-- Start of Records supplied --
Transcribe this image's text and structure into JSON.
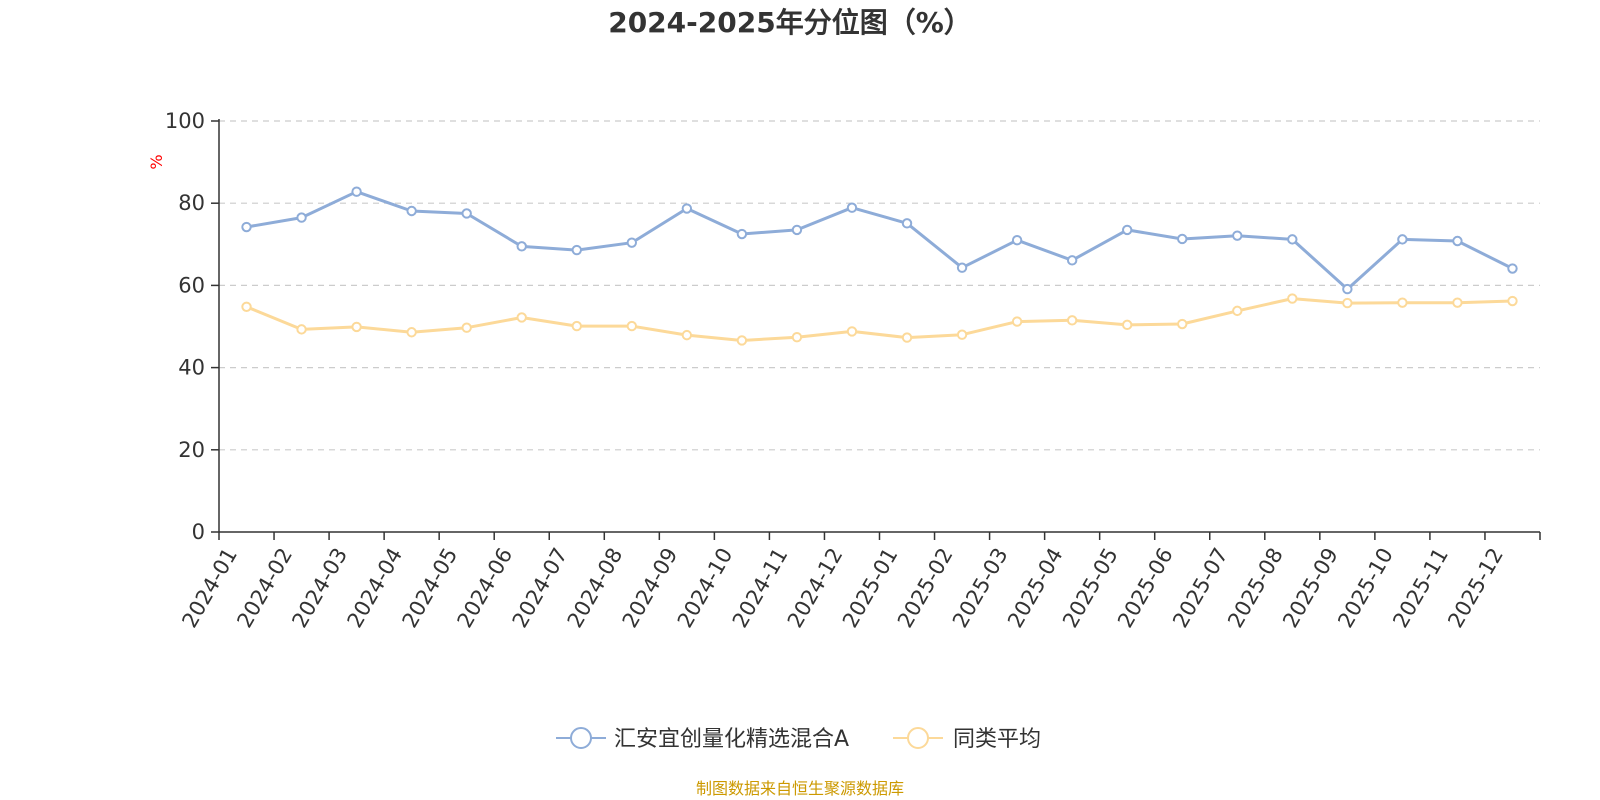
{
  "chart_data": {
    "type": "line",
    "title": "2024-2025年分位图（%）",
    "ylabel": "%",
    "xlabel": "",
    "ylim": [
      0,
      100
    ],
    "yticks": [
      0,
      20,
      40,
      60,
      80,
      100
    ],
    "grid": true,
    "legend_position": "bottom-center",
    "categories": [
      "2024-01",
      "2024-02",
      "2024-03",
      "2024-04",
      "2024-05",
      "2024-06",
      "2024-07",
      "2024-08",
      "2024-09",
      "2024-10",
      "2024-11",
      "2024-12",
      "2025-01",
      "2025-02",
      "2025-03",
      "2025-04",
      "2025-05",
      "2025-06",
      "2025-07",
      "2025-08",
      "2025-09",
      "2025-10",
      "2025-11",
      "2025-12"
    ],
    "series": [
      {
        "name": "汇安宜创量化精选混合A",
        "color": "#8eacd8",
        "values": [
          74.2,
          76.5,
          82.8,
          78.1,
          77.5,
          69.5,
          68.6,
          70.4,
          78.7,
          72.5,
          73.5,
          78.9,
          75.1,
          64.3,
          71.0,
          66.1,
          73.5,
          71.3,
          72.1,
          71.2,
          59.1,
          71.2,
          70.8,
          64.1
        ]
      },
      {
        "name": "同类平均",
        "color": "#fcd999",
        "values": [
          54.8,
          49.3,
          49.9,
          48.6,
          49.7,
          52.2,
          50.1,
          50.1,
          47.9,
          46.6,
          47.4,
          48.8,
          47.3,
          48.0,
          51.2,
          51.5,
          50.4,
          50.6,
          53.8,
          56.8,
          55.7,
          55.8,
          55.8,
          56.2
        ]
      }
    ],
    "source": "制图数据来自恒生聚源数据库",
    "colors": {
      "axis": "#333333",
      "grid": "#cccccc",
      "unit": "#ff0000",
      "source": "#cc9900",
      "text": "#333333"
    }
  }
}
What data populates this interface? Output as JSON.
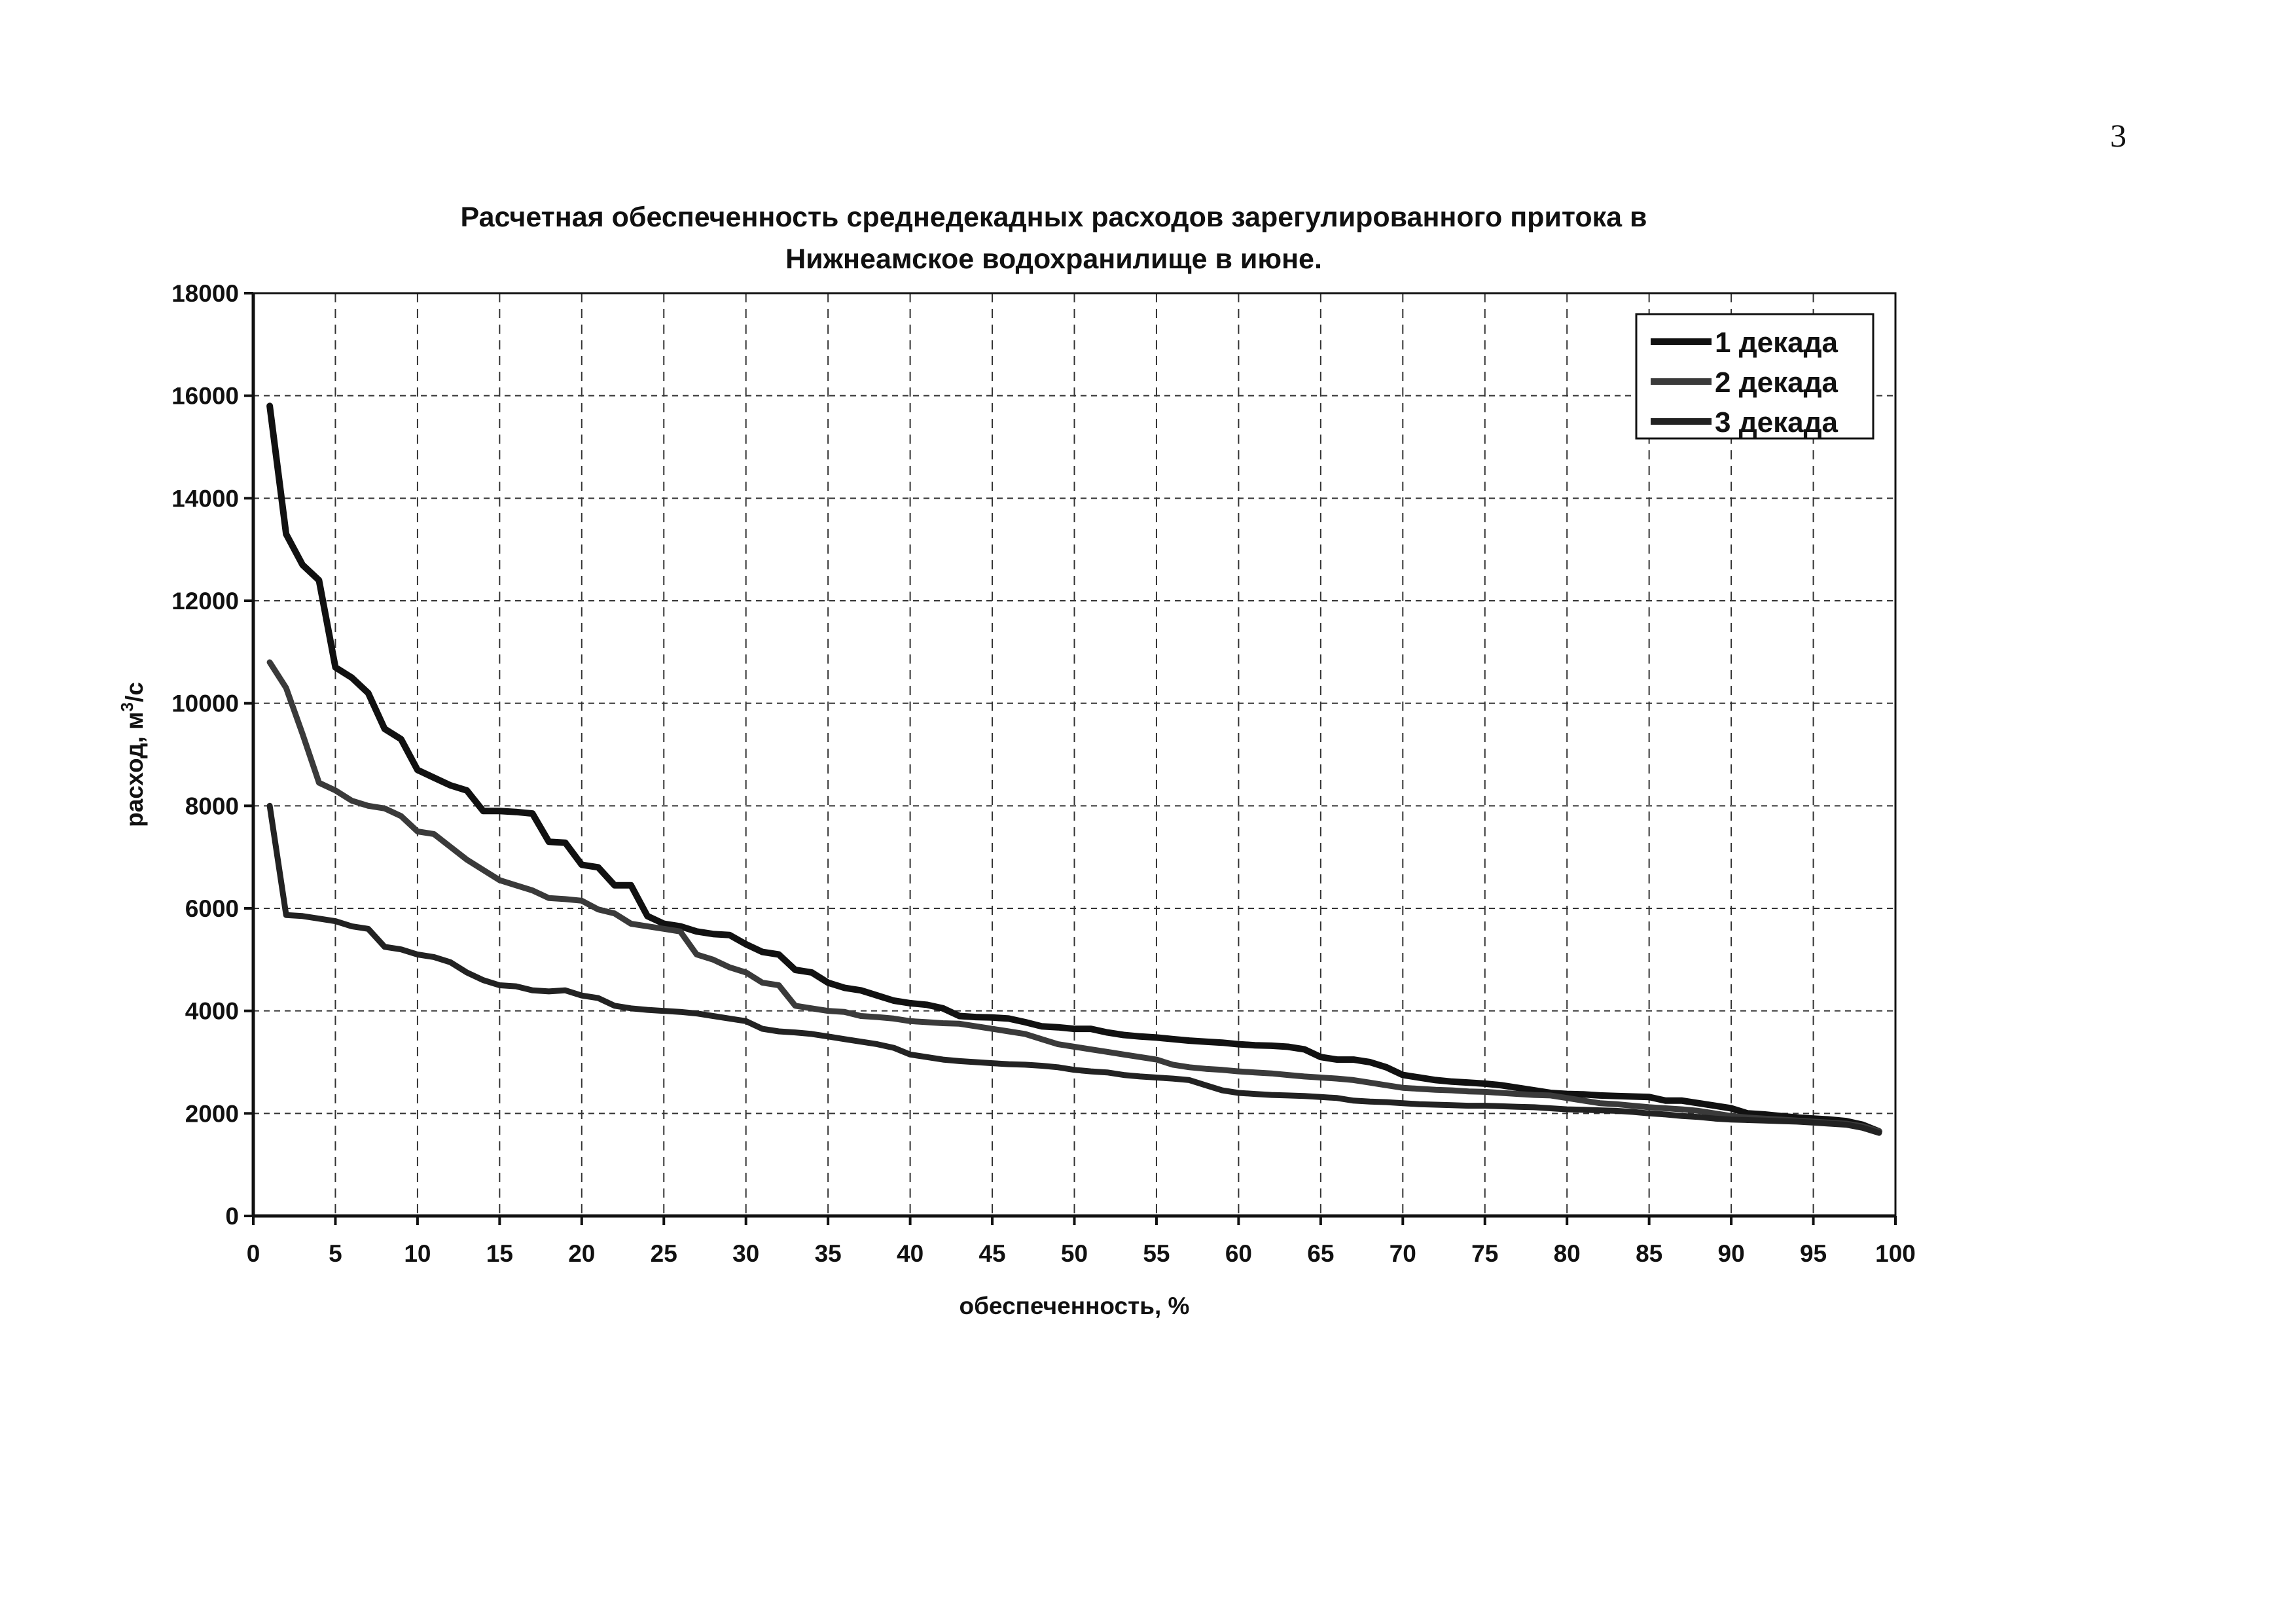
{
  "page_number": "3",
  "chart_data": {
    "type": "line",
    "title_line1": "Расчетная обеспеченность среднедекадных расходов зарегулированного притока в",
    "title_line2": "Нижнеамское водохранилище в июне.",
    "xlabel": "обеспеченность, %",
    "ylabel_prefix": "расход, м",
    "ylabel_sup": "3",
    "ylabel_suffix": "/с",
    "xlim": [
      0,
      100
    ],
    "ylim": [
      0,
      18000
    ],
    "xticks": [
      0,
      5,
      10,
      15,
      20,
      25,
      30,
      35,
      40,
      45,
      50,
      55,
      60,
      65,
      70,
      75,
      80,
      85,
      90,
      95,
      100
    ],
    "yticks": [
      0,
      2000,
      4000,
      6000,
      8000,
      10000,
      12000,
      14000,
      16000,
      18000
    ],
    "grid": true,
    "legend_position": "top-right",
    "series": [
      {
        "name": "1 декада",
        "color": "#111111",
        "x": [
          1,
          2,
          3,
          4,
          5,
          6,
          7,
          8,
          9,
          10,
          11,
          12,
          13,
          14,
          15,
          16,
          17,
          18,
          19,
          20,
          21,
          22,
          23,
          24,
          25,
          26,
          27,
          28,
          29,
          30,
          31,
          32,
          33,
          34,
          35,
          36,
          37,
          38,
          39,
          40,
          41,
          42,
          43,
          44,
          45,
          46,
          47,
          48,
          49,
          50,
          51,
          52,
          53,
          54,
          55,
          56,
          57,
          58,
          59,
          60,
          61,
          62,
          63,
          64,
          65,
          66,
          67,
          68,
          69,
          70,
          71,
          72,
          73,
          74,
          75,
          76,
          77,
          78,
          79,
          80,
          81,
          82,
          83,
          84,
          85,
          86,
          87,
          88,
          89,
          90,
          91,
          92,
          93,
          94,
          95,
          96,
          97,
          98,
          99
        ],
        "values": [
          15800,
          13300,
          12700,
          12400,
          10700,
          10500,
          10200,
          9500,
          9300,
          8700,
          8550,
          8400,
          8300,
          7900,
          7900,
          7880,
          7850,
          7300,
          7280,
          6850,
          6800,
          6450,
          6450,
          5850,
          5700,
          5650,
          5550,
          5500,
          5480,
          5300,
          5150,
          5100,
          4800,
          4750,
          4550,
          4450,
          4400,
          4300,
          4200,
          4150,
          4120,
          4050,
          3900,
          3880,
          3870,
          3850,
          3780,
          3700,
          3680,
          3650,
          3650,
          3580,
          3530,
          3500,
          3480,
          3450,
          3420,
          3400,
          3380,
          3350,
          3330,
          3320,
          3300,
          3250,
          3100,
          3050,
          3050,
          3000,
          2900,
          2750,
          2700,
          2650,
          2620,
          2600,
          2580,
          2550,
          2500,
          2450,
          2400,
          2380,
          2370,
          2350,
          2340,
          2330,
          2320,
          2250,
          2250,
          2200,
          2150,
          2100,
          2000,
          1980,
          1950,
          1920,
          1900,
          1880,
          1850,
          1780,
          1650
        ]
      },
      {
        "name": "2 декада",
        "color": "#3a3a3a",
        "x": [
          1,
          2,
          3,
          4,
          5,
          6,
          7,
          8,
          9,
          10,
          11,
          12,
          13,
          14,
          15,
          16,
          17,
          18,
          19,
          20,
          21,
          22,
          23,
          24,
          25,
          26,
          27,
          28,
          29,
          30,
          31,
          32,
          33,
          34,
          35,
          36,
          37,
          38,
          39,
          40,
          41,
          42,
          43,
          44,
          45,
          46,
          47,
          48,
          49,
          50,
          51,
          52,
          53,
          54,
          55,
          56,
          57,
          58,
          59,
          60,
          61,
          62,
          63,
          64,
          65,
          66,
          67,
          68,
          69,
          70,
          71,
          72,
          73,
          74,
          75,
          76,
          77,
          78,
          79,
          80,
          81,
          82,
          83,
          84,
          85,
          86,
          87,
          88,
          89,
          90,
          91,
          92,
          93,
          94,
          95,
          96,
          97,
          98,
          99
        ],
        "values": [
          10800,
          10300,
          9400,
          8450,
          8300,
          8100,
          8000,
          7950,
          7800,
          7500,
          7450,
          7200,
          6950,
          6750,
          6550,
          6450,
          6350,
          6200,
          6180,
          6150,
          5980,
          5900,
          5700,
          5650,
          5600,
          5550,
          5100,
          5000,
          4850,
          4750,
          4550,
          4500,
          4100,
          4050,
          4000,
          3980,
          3900,
          3880,
          3850,
          3800,
          3780,
          3760,
          3750,
          3700,
          3650,
          3600,
          3550,
          3450,
          3350,
          3300,
          3250,
          3200,
          3150,
          3100,
          3050,
          2950,
          2900,
          2870,
          2850,
          2820,
          2800,
          2780,
          2750,
          2720,
          2700,
          2680,
          2650,
          2600,
          2550,
          2500,
          2480,
          2460,
          2450,
          2430,
          2420,
          2400,
          2380,
          2360,
          2350,
          2300,
          2250,
          2200,
          2180,
          2150,
          2120,
          2100,
          2080,
          2050,
          2000,
          1950,
          1920,
          1900,
          1880,
          1860,
          1840,
          1820,
          1800,
          1750,
          1650
        ]
      },
      {
        "name": "3 декада",
        "color": "#222222",
        "x": [
          1,
          2,
          3,
          4,
          5,
          6,
          7,
          8,
          9,
          10,
          11,
          12,
          13,
          14,
          15,
          16,
          17,
          18,
          19,
          20,
          21,
          22,
          23,
          24,
          25,
          26,
          27,
          28,
          29,
          30,
          31,
          32,
          33,
          34,
          35,
          36,
          37,
          38,
          39,
          40,
          41,
          42,
          43,
          44,
          45,
          46,
          47,
          48,
          49,
          50,
          51,
          52,
          53,
          54,
          55,
          56,
          57,
          58,
          59,
          60,
          61,
          62,
          63,
          64,
          65,
          66,
          67,
          68,
          69,
          70,
          71,
          72,
          73,
          74,
          75,
          76,
          77,
          78,
          79,
          80,
          81,
          82,
          83,
          84,
          85,
          86,
          87,
          88,
          89,
          90,
          91,
          92,
          93,
          94,
          95,
          96,
          97,
          98,
          99
        ],
        "values": [
          8000,
          5870,
          5850,
          5800,
          5750,
          5650,
          5600,
          5250,
          5200,
          5100,
          5050,
          4950,
          4750,
          4600,
          4500,
          4480,
          4400,
          4380,
          4400,
          4300,
          4250,
          4100,
          4050,
          4020,
          4000,
          3980,
          3950,
          3900,
          3850,
          3800,
          3650,
          3600,
          3580,
          3550,
          3500,
          3450,
          3400,
          3350,
          3280,
          3150,
          3100,
          3050,
          3020,
          3000,
          2980,
          2960,
          2950,
          2930,
          2900,
          2850,
          2820,
          2800,
          2750,
          2720,
          2700,
          2680,
          2650,
          2550,
          2450,
          2400,
          2380,
          2360,
          2350,
          2340,
          2320,
          2300,
          2250,
          2230,
          2220,
          2200,
          2180,
          2170,
          2160,
          2150,
          2150,
          2140,
          2130,
          2120,
          2100,
          2080,
          2070,
          2060,
          2050,
          2030,
          2000,
          1980,
          1950,
          1930,
          1900,
          1880,
          1870,
          1860,
          1850,
          1840,
          1820,
          1800,
          1780,
          1720,
          1620
        ]
      }
    ]
  }
}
-- End of Records supplied --
What to work on
Figure out how many lines of the data above include "text", then give the number and nothing more.

Exercise solution
2